__Objective__. Extract every line from the records below that contains the word "state".

__Data extract__.

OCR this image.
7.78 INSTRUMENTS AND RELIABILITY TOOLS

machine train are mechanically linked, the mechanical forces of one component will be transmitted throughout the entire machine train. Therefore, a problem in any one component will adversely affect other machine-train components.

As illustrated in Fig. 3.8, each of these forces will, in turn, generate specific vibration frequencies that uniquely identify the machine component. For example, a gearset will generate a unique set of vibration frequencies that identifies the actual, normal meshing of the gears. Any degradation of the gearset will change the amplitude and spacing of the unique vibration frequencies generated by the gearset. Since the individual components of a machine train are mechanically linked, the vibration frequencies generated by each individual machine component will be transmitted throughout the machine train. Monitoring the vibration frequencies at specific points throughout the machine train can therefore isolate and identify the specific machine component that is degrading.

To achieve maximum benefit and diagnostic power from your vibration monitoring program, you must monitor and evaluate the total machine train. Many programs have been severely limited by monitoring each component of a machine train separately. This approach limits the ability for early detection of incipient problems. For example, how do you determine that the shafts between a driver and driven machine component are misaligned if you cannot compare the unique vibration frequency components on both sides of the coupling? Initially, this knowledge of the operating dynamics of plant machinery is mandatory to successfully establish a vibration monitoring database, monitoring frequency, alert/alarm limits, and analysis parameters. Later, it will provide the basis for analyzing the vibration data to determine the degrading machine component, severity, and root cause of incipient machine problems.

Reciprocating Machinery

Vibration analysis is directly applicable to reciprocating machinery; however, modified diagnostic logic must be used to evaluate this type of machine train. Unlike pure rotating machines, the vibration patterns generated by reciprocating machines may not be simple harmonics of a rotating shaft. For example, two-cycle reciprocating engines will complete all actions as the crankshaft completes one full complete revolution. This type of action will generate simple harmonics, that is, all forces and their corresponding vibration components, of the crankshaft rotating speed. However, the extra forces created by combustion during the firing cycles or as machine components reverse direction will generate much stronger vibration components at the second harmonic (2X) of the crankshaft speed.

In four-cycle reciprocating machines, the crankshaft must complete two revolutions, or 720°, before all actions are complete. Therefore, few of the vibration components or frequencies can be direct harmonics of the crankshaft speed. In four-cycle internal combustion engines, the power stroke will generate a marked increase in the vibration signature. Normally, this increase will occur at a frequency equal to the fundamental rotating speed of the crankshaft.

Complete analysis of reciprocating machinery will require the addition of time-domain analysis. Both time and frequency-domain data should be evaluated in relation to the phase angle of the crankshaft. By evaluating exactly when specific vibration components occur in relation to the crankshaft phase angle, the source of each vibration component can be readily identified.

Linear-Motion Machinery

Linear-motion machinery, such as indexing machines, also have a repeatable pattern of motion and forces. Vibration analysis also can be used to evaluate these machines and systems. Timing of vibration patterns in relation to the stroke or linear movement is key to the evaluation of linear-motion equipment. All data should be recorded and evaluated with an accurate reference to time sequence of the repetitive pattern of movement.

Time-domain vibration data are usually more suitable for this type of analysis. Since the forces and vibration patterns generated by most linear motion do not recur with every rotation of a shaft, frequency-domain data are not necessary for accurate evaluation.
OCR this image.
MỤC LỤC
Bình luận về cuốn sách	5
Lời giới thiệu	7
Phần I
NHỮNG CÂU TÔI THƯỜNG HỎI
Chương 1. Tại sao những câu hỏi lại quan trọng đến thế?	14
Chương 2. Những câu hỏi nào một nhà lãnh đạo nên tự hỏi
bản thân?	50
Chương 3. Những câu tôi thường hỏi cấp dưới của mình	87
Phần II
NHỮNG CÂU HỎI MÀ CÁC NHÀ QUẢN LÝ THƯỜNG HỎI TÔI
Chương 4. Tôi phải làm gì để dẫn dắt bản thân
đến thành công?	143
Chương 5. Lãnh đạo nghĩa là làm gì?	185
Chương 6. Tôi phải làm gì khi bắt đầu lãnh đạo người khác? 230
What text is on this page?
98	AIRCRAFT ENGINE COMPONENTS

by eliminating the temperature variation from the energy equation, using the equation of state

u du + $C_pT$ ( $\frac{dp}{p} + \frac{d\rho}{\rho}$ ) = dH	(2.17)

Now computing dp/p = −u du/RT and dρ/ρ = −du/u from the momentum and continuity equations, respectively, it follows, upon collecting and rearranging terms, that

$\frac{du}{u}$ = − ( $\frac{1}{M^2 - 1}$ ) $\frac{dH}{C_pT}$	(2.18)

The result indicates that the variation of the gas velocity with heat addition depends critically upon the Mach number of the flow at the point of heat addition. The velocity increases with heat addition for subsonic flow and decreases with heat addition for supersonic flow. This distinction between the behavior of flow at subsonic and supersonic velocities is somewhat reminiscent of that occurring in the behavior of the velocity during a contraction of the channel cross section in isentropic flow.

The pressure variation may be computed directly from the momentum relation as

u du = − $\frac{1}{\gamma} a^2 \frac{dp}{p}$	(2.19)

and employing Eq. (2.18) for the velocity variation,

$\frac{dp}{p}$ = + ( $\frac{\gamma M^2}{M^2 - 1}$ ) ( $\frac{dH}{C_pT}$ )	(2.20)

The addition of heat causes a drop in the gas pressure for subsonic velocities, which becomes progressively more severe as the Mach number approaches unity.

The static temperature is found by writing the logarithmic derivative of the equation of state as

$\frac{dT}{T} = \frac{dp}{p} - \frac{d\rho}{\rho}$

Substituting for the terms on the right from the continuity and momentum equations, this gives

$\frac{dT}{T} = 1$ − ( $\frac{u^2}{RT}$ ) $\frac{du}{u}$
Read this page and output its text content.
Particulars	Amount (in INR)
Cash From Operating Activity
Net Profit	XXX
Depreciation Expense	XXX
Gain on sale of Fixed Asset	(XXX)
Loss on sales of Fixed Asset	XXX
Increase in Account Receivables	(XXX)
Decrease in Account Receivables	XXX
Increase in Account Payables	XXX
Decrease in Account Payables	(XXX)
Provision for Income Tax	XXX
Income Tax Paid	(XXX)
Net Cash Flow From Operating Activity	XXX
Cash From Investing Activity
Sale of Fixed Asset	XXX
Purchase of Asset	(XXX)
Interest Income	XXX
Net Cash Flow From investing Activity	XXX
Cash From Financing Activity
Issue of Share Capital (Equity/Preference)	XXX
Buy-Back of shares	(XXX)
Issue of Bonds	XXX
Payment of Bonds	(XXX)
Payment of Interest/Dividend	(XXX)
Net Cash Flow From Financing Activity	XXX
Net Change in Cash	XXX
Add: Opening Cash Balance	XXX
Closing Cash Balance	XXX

__Result of this task__.
by eliminating the temperature variation from the energy equation, using the equation of state
The static temperature is found by writing the logarithmic derivative of the equation of state as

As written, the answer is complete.